__Stated exercise__
Your task is to repeat the entries word for word while leaving out the pictures.

## Start Data lines

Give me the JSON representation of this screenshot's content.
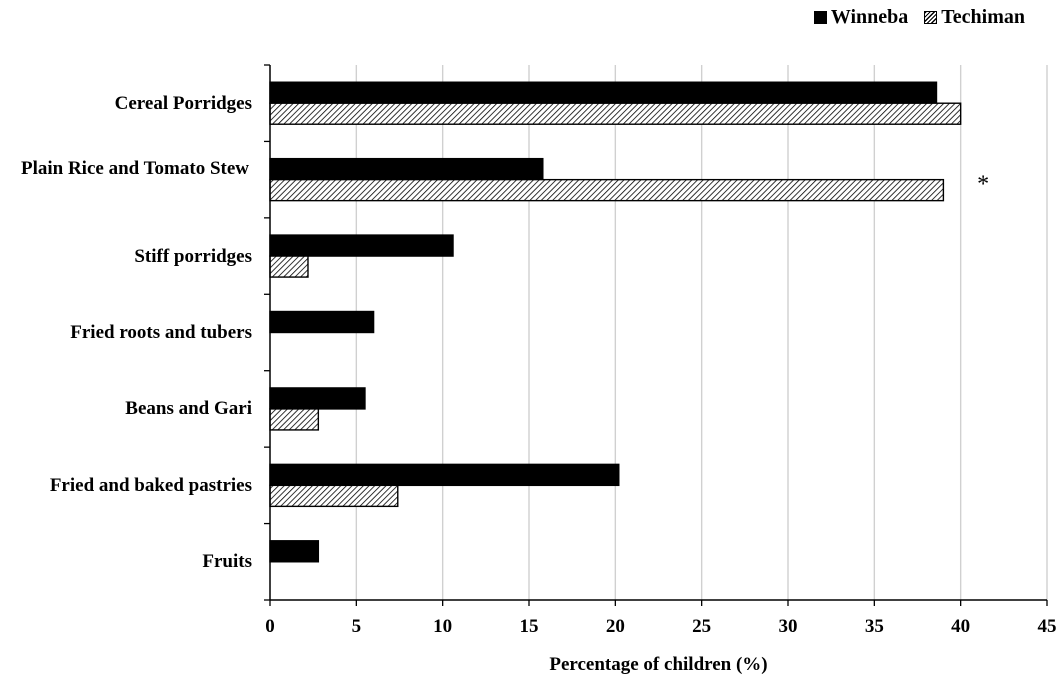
{
  "chart_data": {
    "type": "bar",
    "orientation": "horizontal",
    "categories": [
      "Cereal Porridges",
      "Plain Rice and Tomato Stew",
      "Stiff porridges",
      "Fried roots and tubers",
      "Beans and Gari",
      "Fried and baked pastries",
      "Fruits"
    ],
    "series": [
      {
        "name": "Winneba",
        "values": [
          38.6,
          15.8,
          10.6,
          6.0,
          5.5,
          20.2,
          2.8
        ],
        "fill": "solid"
      },
      {
        "name": "Techiman",
        "values": [
          40.0,
          39.0,
          2.2,
          0,
          2.8,
          7.4,
          0
        ],
        "fill": "hatched"
      }
    ],
    "xlabel": "Percentage of children (%)",
    "ylabel": "",
    "xlim": [
      0,
      45
    ],
    "xticks": [
      0,
      5,
      10,
      15,
      20,
      25,
      30,
      35,
      40,
      45
    ],
    "grid": "vertical",
    "legend": "top-right",
    "annotations": [
      {
        "text": "*",
        "category": "Plain Rice and Tomato Stew"
      }
    ],
    "colors": {
      "bar": "#000000",
      "grid": "#d0d0d0",
      "axis": "#000000"
    }
  }
}
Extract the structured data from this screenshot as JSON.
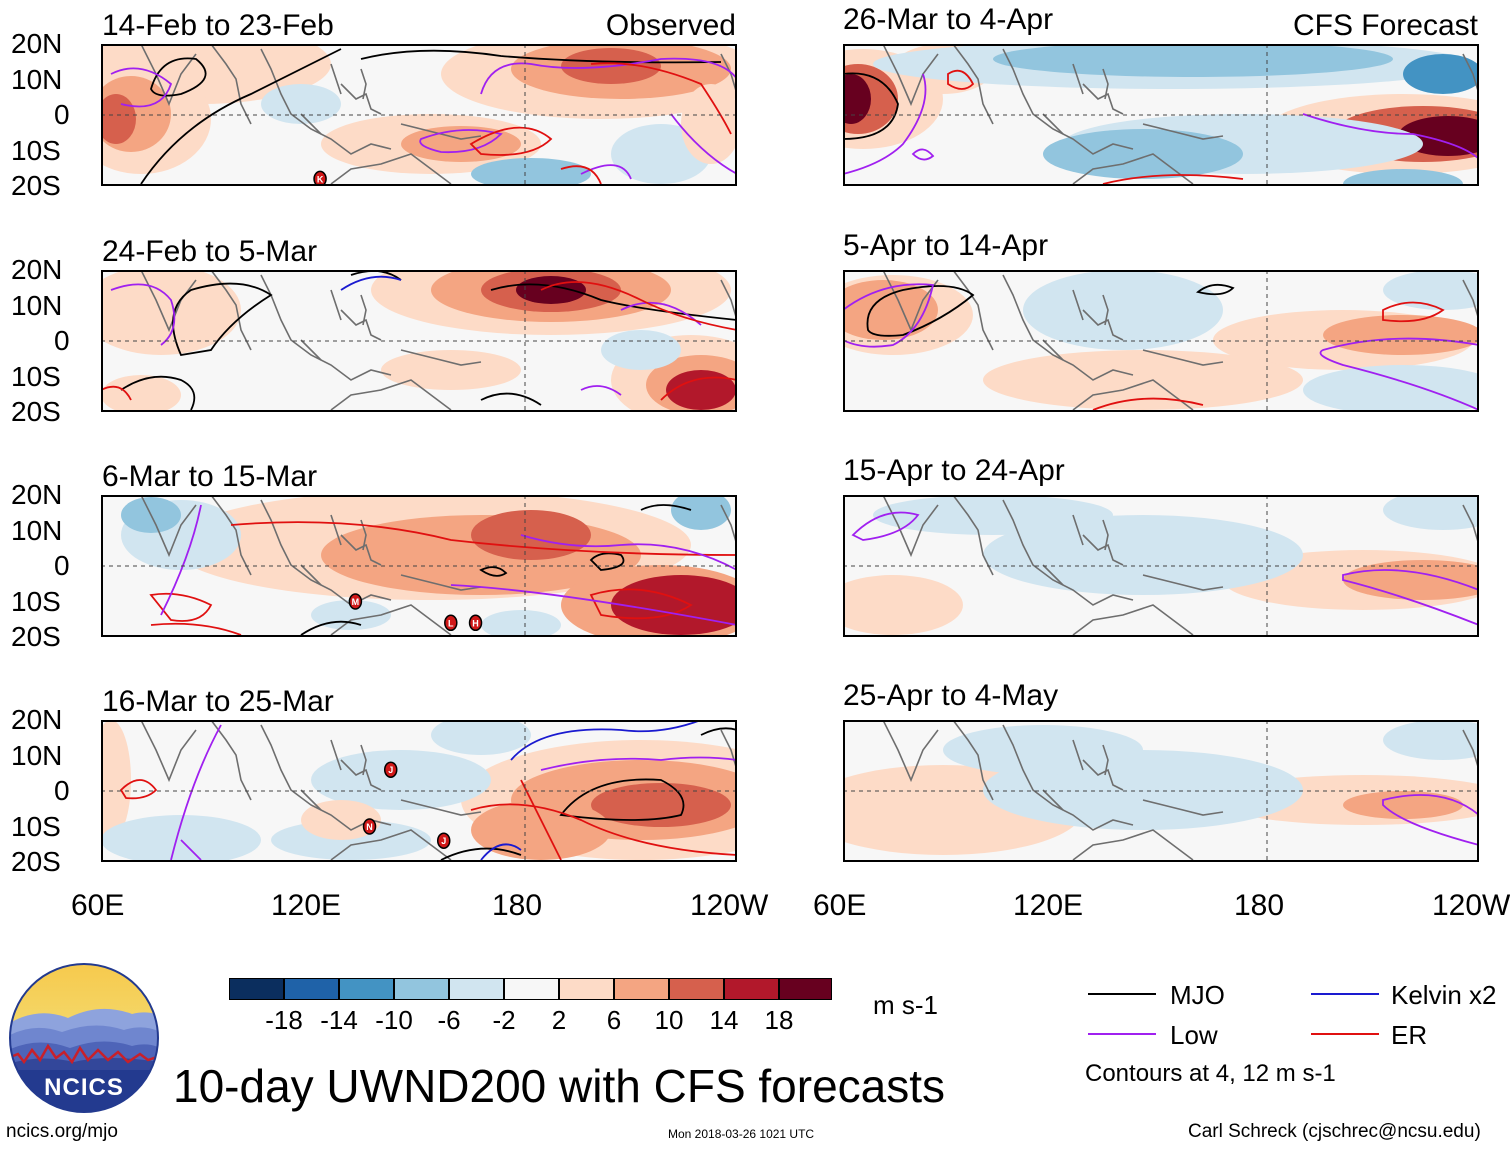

## End Data lines

__Task result__
Give me the JSON representation of this screenshot's content.
{
  "chart_data": {
    "type": "bar",
    "orientation": "horizontal",
    "categories": [
      "Cereal Porridges",
      "Plain Rice and Tomato Stew",
      "Stiff porridges",
      "Fried roots and tubers",
      "Beans and Gari",
      "Fried and baked pastries",
      "Fruits"
    ],
    "series": [
      {
        "name": "Winneba",
        "values": [
          38.6,
          15.8,
          10.6,
          6.0,
          5.5,
          20.2,
          2.8
        ],
        "fill": "solid"
      },
      {
        "name": "Techiman",
        "values": [
          40.0,
          39.0,
          2.2,
          0,
          2.8,
          7.4,
          0
        ],
        "fill": "hatched"
      }
    ],
    "xlabel": "Percentage of children (%)",
    "ylabel": "",
    "xlim": [
      0,
      45
    ],
    "xticks": [
      0,
      5,
      10,
      15,
      20,
      25,
      30,
      35,
      40,
      45
    ],
    "grid": "vertical",
    "legend": "top-right",
    "annotations": [
      {
        "text": "*",
        "category": "Plain Rice and Tomato Stew"
      }
    ],
    "colors": {
      "bar": "#000000",
      "grid": "#d0d0d0",
      "axis": "#000000"
    }
  }
}
Extract the structured data from this screenshot as JSON.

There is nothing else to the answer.